>> begin
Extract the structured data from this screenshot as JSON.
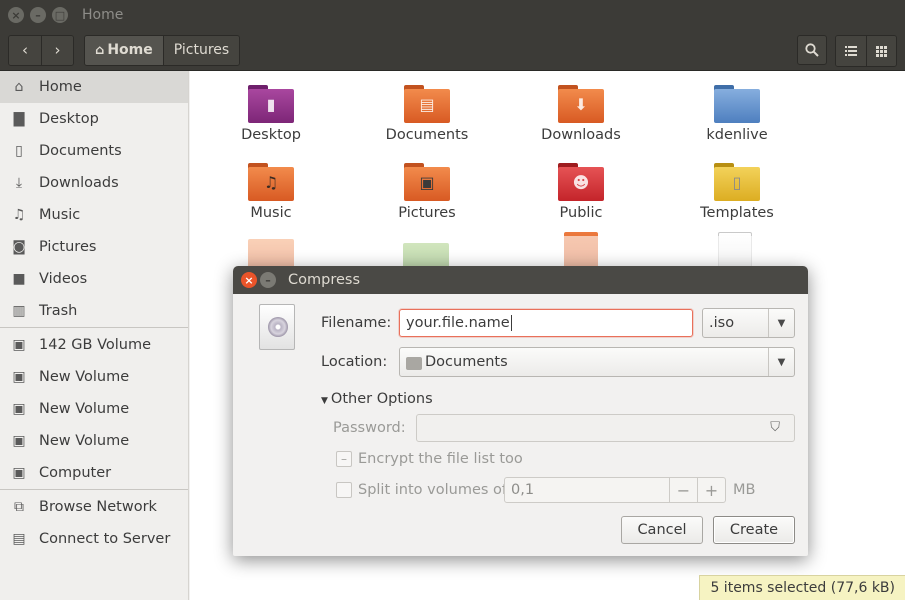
{
  "window": {
    "title": "Home"
  },
  "toolbar": {
    "back_glyph": "‹",
    "forward_glyph": "›",
    "breadcrumbs": [
      {
        "label": "Home",
        "icon": "home-icon"
      },
      {
        "label": "Pictures"
      }
    ],
    "search_icon": "search-icon",
    "view_list_icon": "list-icon",
    "view_grid_icon": "grid-icon"
  },
  "sidebar": {
    "items": [
      {
        "label": "Home",
        "icon": "home-icon"
      },
      {
        "label": "Desktop",
        "icon": "desktop-icon"
      },
      {
        "label": "Documents",
        "icon": "document-icon"
      },
      {
        "label": "Downloads",
        "icon": "download-icon"
      },
      {
        "label": "Music",
        "icon": "music-icon"
      },
      {
        "label": "Pictures",
        "icon": "camera-icon"
      },
      {
        "label": "Videos",
        "icon": "video-icon"
      },
      {
        "label": "Trash",
        "icon": "trash-icon"
      },
      {
        "label": "142 GB Volume",
        "icon": "drive-icon"
      },
      {
        "label": "New Volume",
        "icon": "drive-icon"
      },
      {
        "label": "New Volume",
        "icon": "drive-icon"
      },
      {
        "label": "New Volume",
        "icon": "drive-icon"
      },
      {
        "label": "Computer",
        "icon": "drive-icon"
      },
      {
        "label": "Browse Network",
        "icon": "network-icon"
      },
      {
        "label": "Connect to Server",
        "icon": "server-icon"
      }
    ]
  },
  "files": {
    "items": [
      {
        "label": "Desktop",
        "color": "#8a2b86"
      },
      {
        "label": "Documents",
        "color": "#e2682f"
      },
      {
        "label": "Downloads",
        "color": "#e2682f"
      },
      {
        "label": "kdenlive",
        "color": "#5b86bd"
      },
      {
        "label": "Music",
        "color": "#e2682f"
      },
      {
        "label": "Pictures",
        "color": "#e2682f"
      },
      {
        "label": "Public",
        "color": "#c9272a"
      },
      {
        "label": "Templates",
        "color": "#e0b321"
      }
    ]
  },
  "dialog": {
    "title": "Compress",
    "filename_label": "Filename:",
    "filename_value": "your.file.name",
    "extension_value": ".iso",
    "location_label": "Location:",
    "location_value": "Documents",
    "other_options_label": "Other Options",
    "password_label": "Password:",
    "encrypt_label": "Encrypt the file list too",
    "split_label": "Split into volumes of",
    "split_value": "0,1",
    "split_unit": "MB",
    "cancel_label": "Cancel",
    "create_label": "Create"
  },
  "status": {
    "text": "5 items selected  (77,6 kB)"
  }
}
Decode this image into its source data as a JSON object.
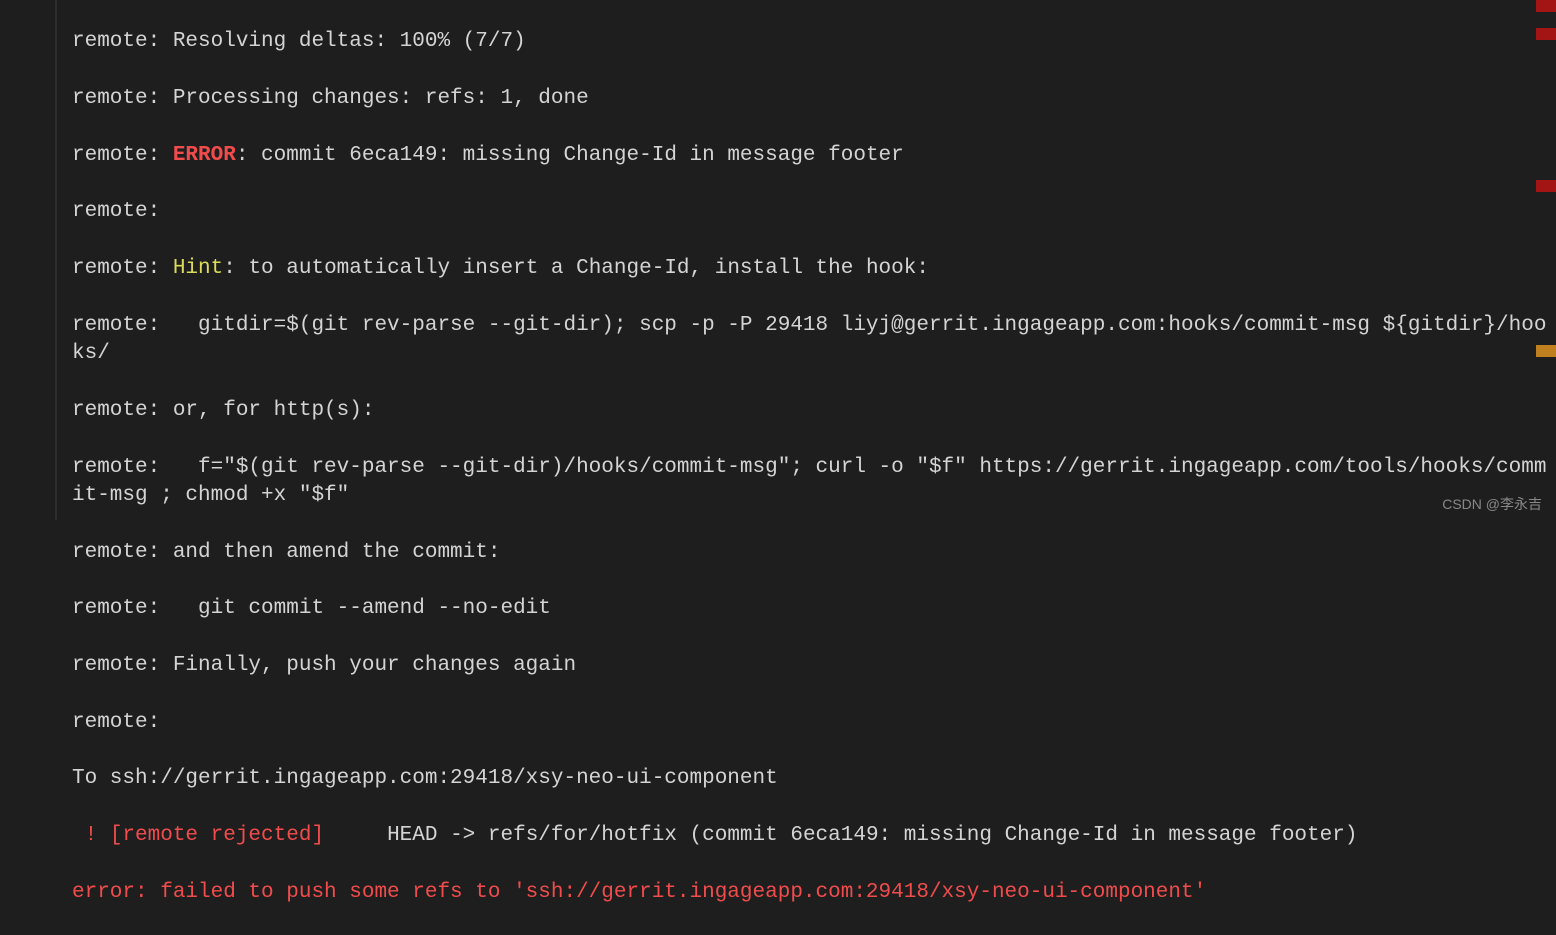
>> end
Among the lines of the material, find those that hold the word "into" and copy them.

_RESPONSE_.
    "split_label": "Split into volumes of",
Decode this image into its source data as a JSON object.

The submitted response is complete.